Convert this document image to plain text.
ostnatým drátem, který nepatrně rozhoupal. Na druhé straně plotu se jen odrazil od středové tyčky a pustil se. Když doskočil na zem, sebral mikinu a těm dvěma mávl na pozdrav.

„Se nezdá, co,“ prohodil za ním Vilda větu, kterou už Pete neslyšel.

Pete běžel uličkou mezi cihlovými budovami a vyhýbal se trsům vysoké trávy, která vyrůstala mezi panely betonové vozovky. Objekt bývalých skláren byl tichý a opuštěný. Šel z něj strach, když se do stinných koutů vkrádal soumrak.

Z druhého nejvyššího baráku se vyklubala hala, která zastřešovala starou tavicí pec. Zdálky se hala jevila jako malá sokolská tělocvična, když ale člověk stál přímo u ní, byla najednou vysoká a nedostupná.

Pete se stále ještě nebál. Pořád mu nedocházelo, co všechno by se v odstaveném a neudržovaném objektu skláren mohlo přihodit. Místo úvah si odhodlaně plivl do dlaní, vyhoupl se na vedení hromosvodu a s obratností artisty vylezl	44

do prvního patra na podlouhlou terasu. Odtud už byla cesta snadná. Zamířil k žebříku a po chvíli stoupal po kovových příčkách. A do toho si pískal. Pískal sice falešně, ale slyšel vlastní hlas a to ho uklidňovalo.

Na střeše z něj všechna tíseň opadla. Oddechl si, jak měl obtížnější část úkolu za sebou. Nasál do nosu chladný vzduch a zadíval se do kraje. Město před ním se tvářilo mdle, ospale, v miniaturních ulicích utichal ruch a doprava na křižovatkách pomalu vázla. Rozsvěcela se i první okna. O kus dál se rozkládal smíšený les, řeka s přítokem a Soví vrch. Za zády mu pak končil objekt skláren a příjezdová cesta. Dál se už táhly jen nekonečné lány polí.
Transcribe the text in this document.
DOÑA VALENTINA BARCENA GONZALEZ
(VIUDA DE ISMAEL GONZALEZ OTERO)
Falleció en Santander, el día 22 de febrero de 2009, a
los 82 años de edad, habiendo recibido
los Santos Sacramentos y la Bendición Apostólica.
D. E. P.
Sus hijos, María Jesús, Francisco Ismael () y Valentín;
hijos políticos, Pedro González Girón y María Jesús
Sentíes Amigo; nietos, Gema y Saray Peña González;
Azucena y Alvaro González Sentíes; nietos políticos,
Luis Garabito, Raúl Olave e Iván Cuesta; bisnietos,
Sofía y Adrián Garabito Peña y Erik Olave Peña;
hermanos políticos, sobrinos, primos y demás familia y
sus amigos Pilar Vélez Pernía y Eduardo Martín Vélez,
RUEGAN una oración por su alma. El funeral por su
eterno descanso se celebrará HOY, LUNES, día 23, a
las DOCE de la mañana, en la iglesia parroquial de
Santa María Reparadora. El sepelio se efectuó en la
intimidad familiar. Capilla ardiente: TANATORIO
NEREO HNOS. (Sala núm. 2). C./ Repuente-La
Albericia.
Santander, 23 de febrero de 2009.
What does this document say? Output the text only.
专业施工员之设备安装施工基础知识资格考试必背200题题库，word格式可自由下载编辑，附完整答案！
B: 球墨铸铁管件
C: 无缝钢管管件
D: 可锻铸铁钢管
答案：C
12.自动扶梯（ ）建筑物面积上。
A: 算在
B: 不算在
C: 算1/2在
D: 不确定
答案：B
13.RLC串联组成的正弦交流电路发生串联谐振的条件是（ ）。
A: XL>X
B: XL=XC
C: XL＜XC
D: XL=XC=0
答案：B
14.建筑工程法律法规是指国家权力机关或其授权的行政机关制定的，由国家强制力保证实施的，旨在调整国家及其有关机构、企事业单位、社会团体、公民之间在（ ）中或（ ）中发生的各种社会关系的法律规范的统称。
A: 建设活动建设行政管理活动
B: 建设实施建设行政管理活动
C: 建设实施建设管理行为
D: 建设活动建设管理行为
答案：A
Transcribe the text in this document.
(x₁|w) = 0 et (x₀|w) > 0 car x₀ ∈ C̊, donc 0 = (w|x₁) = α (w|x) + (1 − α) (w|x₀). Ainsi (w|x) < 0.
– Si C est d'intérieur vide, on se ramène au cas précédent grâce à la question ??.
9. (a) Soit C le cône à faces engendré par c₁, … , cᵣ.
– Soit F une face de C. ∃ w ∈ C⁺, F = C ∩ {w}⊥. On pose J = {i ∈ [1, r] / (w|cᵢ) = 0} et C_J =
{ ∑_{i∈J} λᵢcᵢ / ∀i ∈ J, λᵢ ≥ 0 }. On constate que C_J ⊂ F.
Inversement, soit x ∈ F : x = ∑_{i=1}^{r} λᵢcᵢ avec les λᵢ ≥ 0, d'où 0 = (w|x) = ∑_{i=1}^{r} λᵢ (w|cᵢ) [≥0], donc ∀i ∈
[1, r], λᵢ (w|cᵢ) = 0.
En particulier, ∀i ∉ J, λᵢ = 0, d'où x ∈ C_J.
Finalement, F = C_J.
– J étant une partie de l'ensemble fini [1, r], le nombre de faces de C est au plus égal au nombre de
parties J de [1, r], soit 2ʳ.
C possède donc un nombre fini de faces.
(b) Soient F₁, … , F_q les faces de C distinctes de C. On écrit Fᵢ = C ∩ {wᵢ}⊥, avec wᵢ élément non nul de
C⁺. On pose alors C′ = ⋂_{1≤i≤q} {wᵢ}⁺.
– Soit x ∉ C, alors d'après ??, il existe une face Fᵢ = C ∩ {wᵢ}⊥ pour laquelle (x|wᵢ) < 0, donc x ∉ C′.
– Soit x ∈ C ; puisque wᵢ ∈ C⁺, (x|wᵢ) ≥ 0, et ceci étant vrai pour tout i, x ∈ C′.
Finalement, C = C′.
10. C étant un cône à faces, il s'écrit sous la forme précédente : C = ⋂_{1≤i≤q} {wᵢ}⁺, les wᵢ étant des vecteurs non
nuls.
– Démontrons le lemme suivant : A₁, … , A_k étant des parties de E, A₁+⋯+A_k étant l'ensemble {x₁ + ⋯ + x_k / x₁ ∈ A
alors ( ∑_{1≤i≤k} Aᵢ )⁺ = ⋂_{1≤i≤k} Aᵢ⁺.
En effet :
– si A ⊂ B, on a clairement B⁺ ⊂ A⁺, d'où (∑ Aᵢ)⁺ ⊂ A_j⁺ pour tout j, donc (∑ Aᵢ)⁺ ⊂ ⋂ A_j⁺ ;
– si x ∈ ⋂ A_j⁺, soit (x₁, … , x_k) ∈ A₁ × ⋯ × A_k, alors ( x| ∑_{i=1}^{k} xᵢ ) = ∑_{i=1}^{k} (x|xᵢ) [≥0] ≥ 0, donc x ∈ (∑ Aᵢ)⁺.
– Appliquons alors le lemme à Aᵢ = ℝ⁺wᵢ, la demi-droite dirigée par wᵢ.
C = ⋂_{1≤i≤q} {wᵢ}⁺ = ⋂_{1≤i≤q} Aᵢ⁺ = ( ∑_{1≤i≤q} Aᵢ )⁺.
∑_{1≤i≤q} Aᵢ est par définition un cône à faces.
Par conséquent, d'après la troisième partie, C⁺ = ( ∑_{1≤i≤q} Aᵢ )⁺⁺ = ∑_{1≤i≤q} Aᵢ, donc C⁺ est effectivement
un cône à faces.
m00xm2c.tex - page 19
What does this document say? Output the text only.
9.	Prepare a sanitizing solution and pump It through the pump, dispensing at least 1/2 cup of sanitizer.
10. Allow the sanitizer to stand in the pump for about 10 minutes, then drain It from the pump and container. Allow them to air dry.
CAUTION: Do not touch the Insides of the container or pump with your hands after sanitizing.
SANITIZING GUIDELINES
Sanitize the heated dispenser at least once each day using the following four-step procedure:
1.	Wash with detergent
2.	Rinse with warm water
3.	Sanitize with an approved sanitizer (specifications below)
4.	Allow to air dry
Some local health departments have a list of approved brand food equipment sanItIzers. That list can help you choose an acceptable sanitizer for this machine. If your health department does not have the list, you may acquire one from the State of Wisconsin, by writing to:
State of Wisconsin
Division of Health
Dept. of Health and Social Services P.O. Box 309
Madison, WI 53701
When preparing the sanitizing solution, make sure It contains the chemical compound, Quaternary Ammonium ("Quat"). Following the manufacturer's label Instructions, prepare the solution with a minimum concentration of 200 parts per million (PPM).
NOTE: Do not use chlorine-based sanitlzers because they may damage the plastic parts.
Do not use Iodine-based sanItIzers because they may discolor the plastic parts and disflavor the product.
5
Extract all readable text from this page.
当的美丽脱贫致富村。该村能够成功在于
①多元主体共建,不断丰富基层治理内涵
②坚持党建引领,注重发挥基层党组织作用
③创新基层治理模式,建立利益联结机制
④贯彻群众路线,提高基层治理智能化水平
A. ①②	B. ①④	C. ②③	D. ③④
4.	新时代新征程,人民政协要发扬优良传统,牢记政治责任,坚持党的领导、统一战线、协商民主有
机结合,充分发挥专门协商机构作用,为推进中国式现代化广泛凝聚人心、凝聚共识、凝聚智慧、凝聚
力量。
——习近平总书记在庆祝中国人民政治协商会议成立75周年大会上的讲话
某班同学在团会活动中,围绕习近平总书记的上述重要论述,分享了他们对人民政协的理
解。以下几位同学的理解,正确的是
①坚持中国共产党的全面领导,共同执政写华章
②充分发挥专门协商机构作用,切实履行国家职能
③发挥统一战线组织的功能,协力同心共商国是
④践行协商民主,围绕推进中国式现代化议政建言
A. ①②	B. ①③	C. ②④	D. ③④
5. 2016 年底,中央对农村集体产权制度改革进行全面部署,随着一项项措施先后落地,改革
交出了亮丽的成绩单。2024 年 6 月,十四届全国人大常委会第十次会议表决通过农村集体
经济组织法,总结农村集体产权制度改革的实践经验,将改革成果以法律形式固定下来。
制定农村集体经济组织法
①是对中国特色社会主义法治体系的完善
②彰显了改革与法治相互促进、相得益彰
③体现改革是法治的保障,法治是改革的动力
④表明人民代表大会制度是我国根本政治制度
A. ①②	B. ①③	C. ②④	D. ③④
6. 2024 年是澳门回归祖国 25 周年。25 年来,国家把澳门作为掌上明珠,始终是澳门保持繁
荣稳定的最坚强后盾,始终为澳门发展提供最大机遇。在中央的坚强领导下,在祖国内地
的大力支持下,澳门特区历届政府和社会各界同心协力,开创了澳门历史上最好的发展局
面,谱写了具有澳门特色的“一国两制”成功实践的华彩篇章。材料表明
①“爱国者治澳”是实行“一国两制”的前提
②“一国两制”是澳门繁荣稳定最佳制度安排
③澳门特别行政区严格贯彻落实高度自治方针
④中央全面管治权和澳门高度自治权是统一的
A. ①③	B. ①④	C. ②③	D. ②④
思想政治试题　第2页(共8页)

PROBLEM TO WORK ON: Give again, word for word, every line from the one holding "Extract all readable text from this page." to the end of the data.

EXPECTED ANSWER:
Extract all readable text from this page.
当的美丽脱贫致富村。该村能够成功在于
①多元主体共建,不断丰富基层治理内涵
②坚持党建引领,注重发挥基层党组织作用
③创新基层治理模式,建立利益联结机制
④贯彻群众路线,提高基层治理智能化水平
A. ①②	B. ①④	C. ②③	D. ③④
4.	新时代新征程,人民政协要发扬优良传统,牢记政治责任,坚持党的领导、统一战线、协商民主有
机结合,充分发挥专门协商机构作用,为推进中国式现代化广泛凝聚人心、凝聚共识、凝聚智慧、凝聚
力量。
——习近平总书记在庆祝中国人民政治协商会议成立75周年大会上的讲话
某班同学在团会活动中,围绕习近平总书记的上述重要论述,分享了他们对人民政协的理
解。以下几位同学的理解,正确的是
①坚持中国共产党的全面领导,共同执政写华章
②充分发挥专门协商机构作用,切实履行国家职能
③发挥统一战线组织的功能,协力同心共商国是
④践行协商民主,围绕推进中国式现代化议政建言
A. ①②	B. ①③	C. ②④	D. ③④
5. 2016 年底,中央对农村集体产权制度改革进行全面部署,随着一项项措施先后落地,改革
交出了亮丽的成绩单。2024 年 6 月,十四届全国人大常委会第十次会议表决通过农村集体
经济组织法,总结农村集体产权制度改革的实践经验,将改革成果以法律形式固定下来。
制定农村集体经济组织法
①是对中国特色社会主义法治体系的完善
②彰显了改革与法治相互促进、相得益彰
③体现改革是法治的保障,法治是改革的动力
④表明人民代表大会制度是我国根本政治制度
A. ①②	B. ①③	C. ②④	D. ③④
6. 2024 年是澳门回归祖国 25 周年。25 年来,国家把澳门作为掌上明珠,始终是澳门保持繁
荣稳定的最坚强后盾,始终为澳门发展提供最大机遇。在中央的坚强领导下,在祖国内地
的大力支持下,澳门特区历届政府和社会各界同心协力,开创了澳门历史上最好的发展局
面,谱写了具有澳门特色的“一国两制”成功实践的华彩篇章。材料表明
①“爱国者治澳”是实行“一国两制”的前提
②“一国两制”是澳门繁荣稳定最佳制度安排
③澳门特别行政区严格贯彻落实高度自治方针
④中央全面管治权和澳门高度自治权是统一的
A. ①③	B. ①④	C. ②③	D. ②④
思想政治试题　第2页(共8页)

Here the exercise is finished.